*Aim:* Copy out, from the entries below, each line holding the string "icon".

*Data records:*
----

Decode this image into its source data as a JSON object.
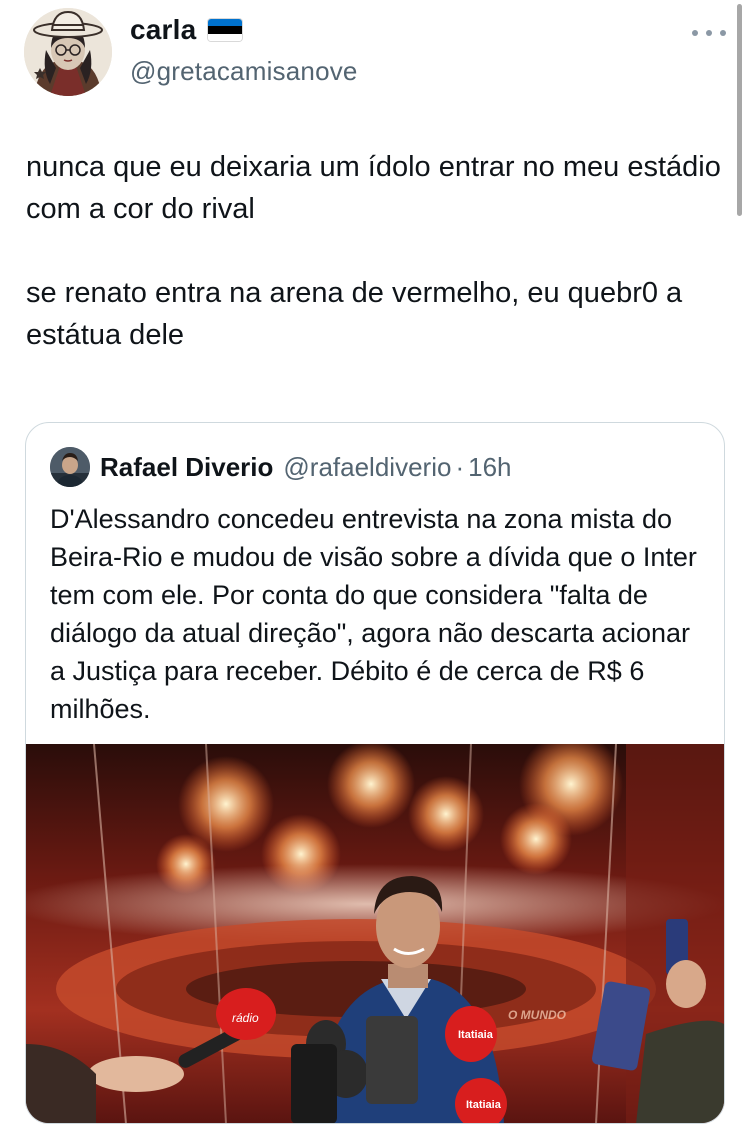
{
  "tweet": {
    "author": {
      "display_name": "carla",
      "flag": "estonia-flag",
      "handle": "@gretacamisanove"
    },
    "paragraphs": [
      "nunca que eu deixaria um ídolo entrar no meu estádio com a cor do rival",
      "se renato entra na arena de vermelho, eu quebr0 a estátua dele"
    ]
  },
  "quoted_tweet": {
    "author": {
      "display_name": "Rafael Diverio",
      "handle": "@rafaeldiverio",
      "separator": "·",
      "time": "16h"
    },
    "text": "D'Alessandro concedeu entrevista na zona mista do Beira-Rio e mudou de visão sobre a dívida que o Inter tem com ele. Por conta do que considera \"falta de diálogo da atual direção\", agora não descarta acionar a Justiça para receber. Débito é de cerca de R$ 6 milhões.",
    "image": {
      "mic_labels": [
        "rádio",
        "Itatiaia",
        "Itatiaia"
      ],
      "banner_text": "O MUNDO"
    }
  },
  "colors": {
    "text_primary": "#0f1419",
    "text_secondary": "#536471",
    "border": "#cfd9de",
    "flag_blue": "#0072CE",
    "flag_black": "#000000",
    "flag_white": "#FFFFFF"
  }
}
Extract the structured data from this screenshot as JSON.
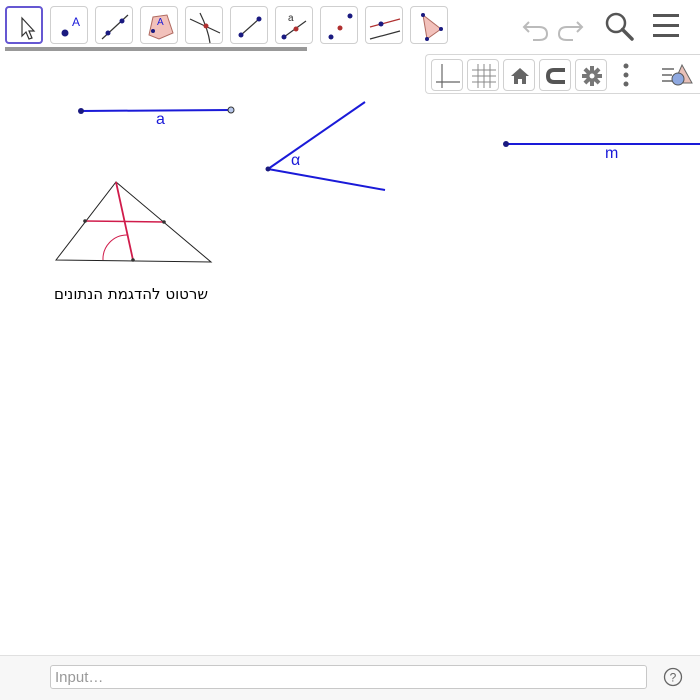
{
  "toolbar": {
    "tools": [
      {
        "name": "move-tool",
        "active": true
      },
      {
        "name": "point-tool",
        "glyph": "A"
      },
      {
        "name": "line-tool"
      },
      {
        "name": "polygon-tool",
        "glyph": "A"
      },
      {
        "name": "perpendicular-line-tool"
      },
      {
        "name": "segment-tool"
      },
      {
        "name": "segment-fixed-length-tool",
        "glyph": "a"
      },
      {
        "name": "midpoint-tool"
      },
      {
        "name": "parallel-line-tool"
      },
      {
        "name": "triangle-tool"
      }
    ],
    "undo_icon": "undo-icon",
    "redo_icon": "redo-icon",
    "search_icon": "search-icon",
    "menu_icon": "hamburger-menu-icon"
  },
  "graphics_panel": {
    "buttons": [
      "axes-toggle-icon",
      "grid-toggle-icon",
      "home-icon",
      "magnet-snap-icon",
      "gear-icon",
      "more-vertical-icon",
      "style-bar-icon"
    ]
  },
  "canvas": {
    "segment_a_label": "a",
    "angle_label": "α",
    "segment_m_label": "m",
    "caption": "שרטוט להדגמת הנתונים"
  },
  "input_bar": {
    "placeholder": "Input…",
    "help_icon": "help-icon"
  },
  "colors": {
    "object_blue": "#1a1ad8",
    "accent_red": "#d01c4b",
    "tool_active_border": "#6557d2"
  }
}
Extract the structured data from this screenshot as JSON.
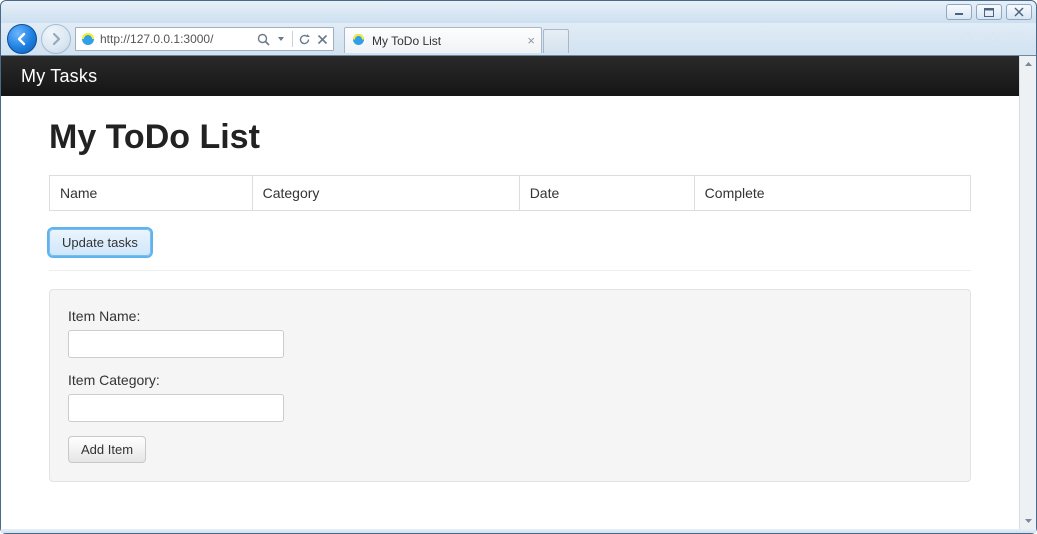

----

*Complete response:*
    "undo_icon": "undo-icon",
    "redo_icon": "redo-icon",
    "search_icon": "search-icon",
    "menu_icon": "hamburger-menu-icon"
      "axes-toggle-icon",
      "grid-toggle-icon",
      "home-icon",
      "magnet-snap-icon",
      "gear-icon",
      "more-vertical-icon",
      "style-bar-icon"
    "help_icon": "help-icon"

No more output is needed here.